§ TO BE DONE: Leave the pictures out and transcribe every record exactly.

-- begin EXERCISE INPUTS --

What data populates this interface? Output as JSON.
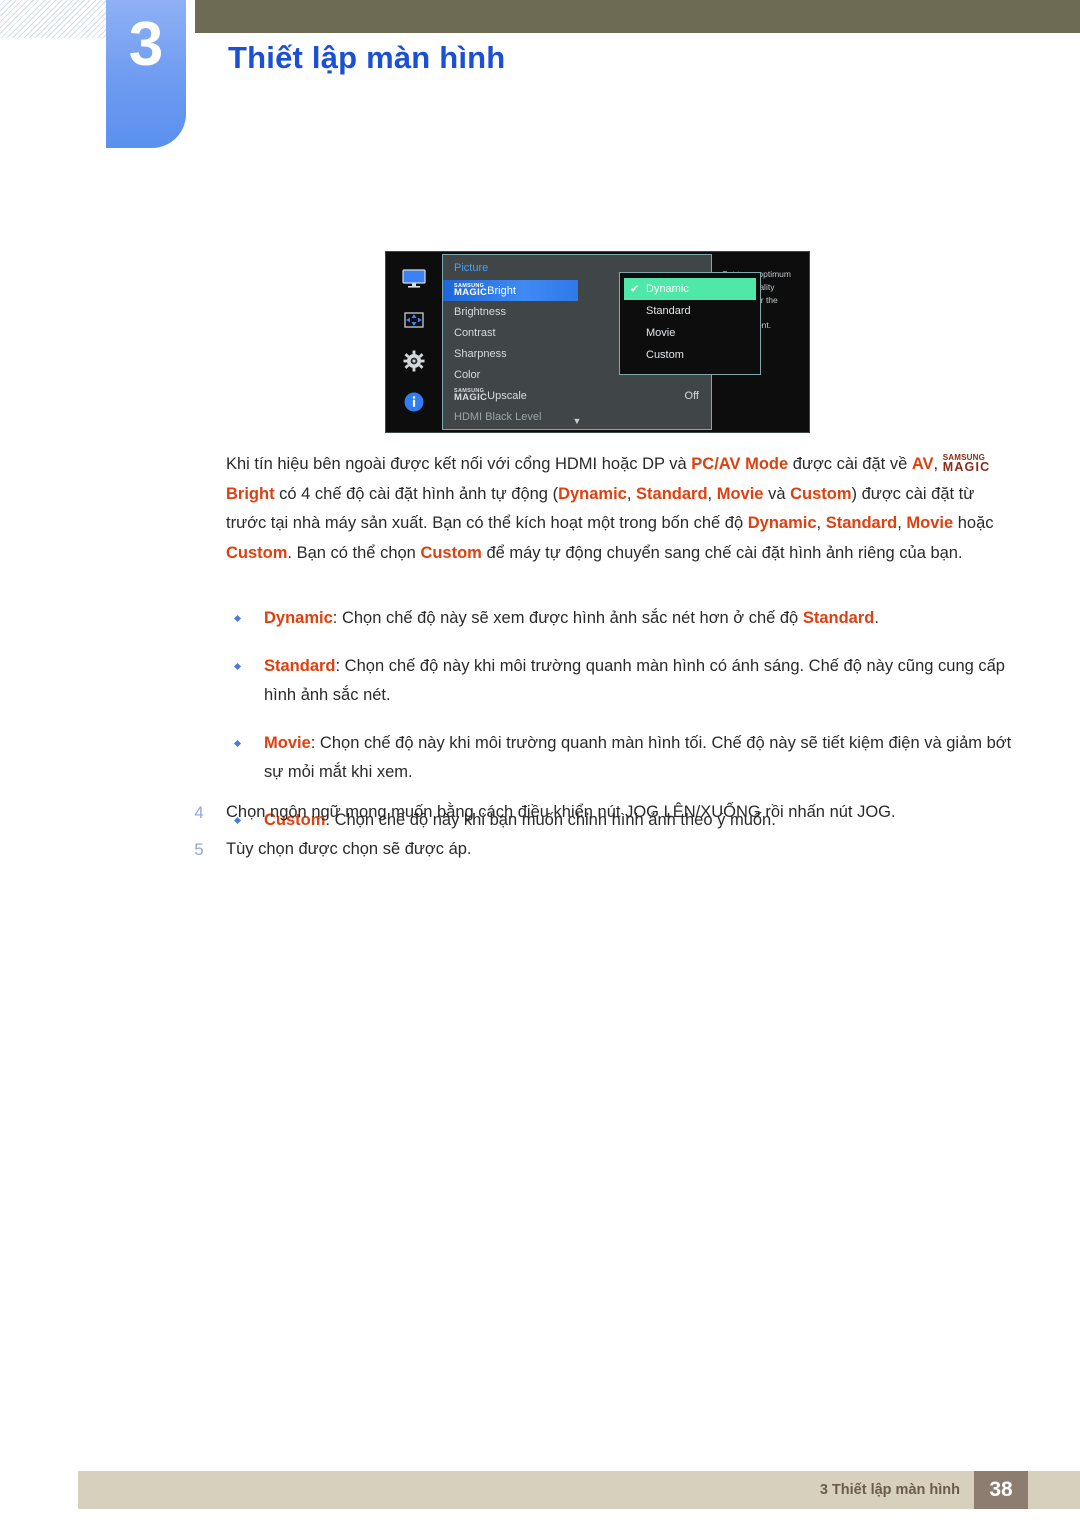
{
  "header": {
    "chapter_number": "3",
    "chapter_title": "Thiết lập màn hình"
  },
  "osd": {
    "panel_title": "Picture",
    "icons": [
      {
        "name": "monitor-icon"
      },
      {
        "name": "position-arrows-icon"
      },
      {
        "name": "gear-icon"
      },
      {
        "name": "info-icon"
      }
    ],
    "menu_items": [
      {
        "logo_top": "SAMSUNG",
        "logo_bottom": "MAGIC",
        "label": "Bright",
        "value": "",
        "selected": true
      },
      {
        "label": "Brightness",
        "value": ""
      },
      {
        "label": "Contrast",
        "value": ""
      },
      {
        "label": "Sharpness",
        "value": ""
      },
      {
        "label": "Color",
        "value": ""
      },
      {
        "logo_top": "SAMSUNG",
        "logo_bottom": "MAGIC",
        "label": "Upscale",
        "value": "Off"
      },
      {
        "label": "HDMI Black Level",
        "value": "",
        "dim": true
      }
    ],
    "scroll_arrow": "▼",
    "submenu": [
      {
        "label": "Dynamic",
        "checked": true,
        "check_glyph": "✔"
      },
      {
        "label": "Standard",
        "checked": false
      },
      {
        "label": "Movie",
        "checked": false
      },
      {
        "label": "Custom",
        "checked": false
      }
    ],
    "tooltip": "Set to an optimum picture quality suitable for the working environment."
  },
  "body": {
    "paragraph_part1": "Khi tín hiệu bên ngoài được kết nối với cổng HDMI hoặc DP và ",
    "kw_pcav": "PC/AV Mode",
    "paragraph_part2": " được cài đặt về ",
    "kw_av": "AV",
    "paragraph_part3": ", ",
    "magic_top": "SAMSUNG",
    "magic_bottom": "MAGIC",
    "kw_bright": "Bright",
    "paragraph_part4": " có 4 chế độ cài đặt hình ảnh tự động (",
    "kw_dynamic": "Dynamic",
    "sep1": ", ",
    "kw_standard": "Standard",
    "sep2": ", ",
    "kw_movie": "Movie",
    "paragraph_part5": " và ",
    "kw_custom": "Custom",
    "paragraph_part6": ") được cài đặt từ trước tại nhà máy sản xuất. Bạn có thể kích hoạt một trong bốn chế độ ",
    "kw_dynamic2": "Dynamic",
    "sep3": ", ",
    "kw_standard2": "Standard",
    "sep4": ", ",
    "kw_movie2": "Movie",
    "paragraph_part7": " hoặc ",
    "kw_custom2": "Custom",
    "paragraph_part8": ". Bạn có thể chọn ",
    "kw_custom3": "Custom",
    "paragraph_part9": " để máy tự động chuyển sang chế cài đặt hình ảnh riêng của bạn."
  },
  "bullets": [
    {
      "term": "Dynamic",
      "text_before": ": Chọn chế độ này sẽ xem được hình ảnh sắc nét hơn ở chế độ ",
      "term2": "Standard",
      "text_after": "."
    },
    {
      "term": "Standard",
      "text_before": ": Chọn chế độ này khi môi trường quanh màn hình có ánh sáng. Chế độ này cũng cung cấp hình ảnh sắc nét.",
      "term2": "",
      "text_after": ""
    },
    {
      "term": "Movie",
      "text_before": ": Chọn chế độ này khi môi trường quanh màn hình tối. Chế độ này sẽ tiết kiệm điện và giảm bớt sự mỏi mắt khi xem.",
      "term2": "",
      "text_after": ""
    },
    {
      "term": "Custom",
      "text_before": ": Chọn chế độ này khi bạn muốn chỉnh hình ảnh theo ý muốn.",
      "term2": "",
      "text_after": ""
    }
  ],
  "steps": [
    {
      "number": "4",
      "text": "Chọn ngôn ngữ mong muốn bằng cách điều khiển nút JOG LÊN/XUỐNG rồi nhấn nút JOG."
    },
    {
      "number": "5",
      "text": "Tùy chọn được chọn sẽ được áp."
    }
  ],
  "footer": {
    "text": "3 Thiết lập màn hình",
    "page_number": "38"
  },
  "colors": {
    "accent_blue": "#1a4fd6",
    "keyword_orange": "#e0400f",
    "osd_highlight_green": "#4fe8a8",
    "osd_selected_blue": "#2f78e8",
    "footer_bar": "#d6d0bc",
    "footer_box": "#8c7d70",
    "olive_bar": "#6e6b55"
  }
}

-- end EXERCISE INPUTS --

§ RESULT:
What data populates this interface? Output as JSON.
{
  "header": {
    "chapter_number": "3",
    "chapter_title": "Thiết lập màn hình"
  },
  "osd": {
    "panel_title": "Picture",
    "icons": [
      {
        "name": "monitor-icon"
      },
      {
        "name": "position-arrows-icon"
      },
      {
        "name": "gear-icon"
      },
      {
        "name": "info-icon"
      }
    ],
    "menu_items": [
      {
        "logo_top": "SAMSUNG",
        "logo_bottom": "MAGIC",
        "label": "Bright",
        "value": "",
        "selected": true
      },
      {
        "label": "Brightness",
        "value": ""
      },
      {
        "label": "Contrast",
        "value": ""
      },
      {
        "label": "Sharpness",
        "value": ""
      },
      {
        "label": "Color",
        "value": ""
      },
      {
        "logo_top": "SAMSUNG",
        "logo_bottom": "MAGIC",
        "label": "Upscale",
        "value": "Off"
      },
      {
        "label": "HDMI Black Level",
        "value": "",
        "dim": true
      }
    ],
    "scroll_arrow": "▼",
    "submenu": [
      {
        "label": "Dynamic",
        "checked": true,
        "check_glyph": "✔"
      },
      {
        "label": "Standard",
        "checked": false
      },
      {
        "label": "Movie",
        "checked": false
      },
      {
        "label": "Custom",
        "checked": false
      }
    ],
    "tooltip": "Set to an optimum picture quality suitable for the working environment."
  },
  "body": {
    "paragraph_part1": "Khi tín hiệu bên ngoài được kết nối với cổng HDMI hoặc DP và ",
    "kw_pcav": "PC/AV Mode",
    "paragraph_part2": " được cài đặt về ",
    "kw_av": "AV",
    "paragraph_part3": ", ",
    "magic_top": "SAMSUNG",
    "magic_bottom": "MAGIC",
    "kw_bright": "Bright",
    "paragraph_part4": " có 4 chế độ cài đặt hình ảnh tự động (",
    "kw_dynamic": "Dynamic",
    "sep1": ", ",
    "kw_standard": "Standard",
    "sep2": ", ",
    "kw_movie": "Movie",
    "paragraph_part5": " và ",
    "kw_custom": "Custom",
    "paragraph_part6": ") được cài đặt từ trước tại nhà máy sản xuất. Bạn có thể kích hoạt một trong bốn chế độ ",
    "kw_dynamic2": "Dynamic",
    "sep3": ", ",
    "kw_standard2": "Standard",
    "sep4": ", ",
    "kw_movie2": "Movie",
    "paragraph_part7": " hoặc ",
    "kw_custom2": "Custom",
    "paragraph_part8": ". Bạn có thể chọn ",
    "kw_custom3": "Custom",
    "paragraph_part9": " để máy tự động chuyển sang chế cài đặt hình ảnh riêng của bạn."
  },
  "bullets": [
    {
      "term": "Dynamic",
      "text_before": ": Chọn chế độ này sẽ xem được hình ảnh sắc nét hơn ở chế độ ",
      "term2": "Standard",
      "text_after": "."
    },
    {
      "term": "Standard",
      "text_before": ": Chọn chế độ này khi môi trường quanh màn hình có ánh sáng. Chế độ này cũng cung cấp hình ảnh sắc nét.",
      "term2": "",
      "text_after": ""
    },
    {
      "term": "Movie",
      "text_before": ": Chọn chế độ này khi môi trường quanh màn hình tối. Chế độ này sẽ tiết kiệm điện và giảm bớt sự mỏi mắt khi xem.",
      "term2": "",
      "text_after": ""
    },
    {
      "term": "Custom",
      "text_before": ": Chọn chế độ này khi bạn muốn chỉnh hình ảnh theo ý muốn.",
      "term2": "",
      "text_after": ""
    }
  ],
  "steps": [
    {
      "number": "4",
      "text": "Chọn ngôn ngữ mong muốn bằng cách điều khiển nút JOG LÊN/XUỐNG rồi nhấn nút JOG."
    },
    {
      "number": "5",
      "text": "Tùy chọn được chọn sẽ được áp."
    }
  ],
  "footer": {
    "text": "3 Thiết lập màn hình",
    "page_number": "38"
  },
  "colors": {
    "accent_blue": "#1a4fd6",
    "keyword_orange": "#e0400f",
    "osd_highlight_green": "#4fe8a8",
    "osd_selected_blue": "#2f78e8",
    "footer_bar": "#d6d0bc",
    "footer_box": "#8c7d70",
    "olive_bar": "#6e6b55"
  }
}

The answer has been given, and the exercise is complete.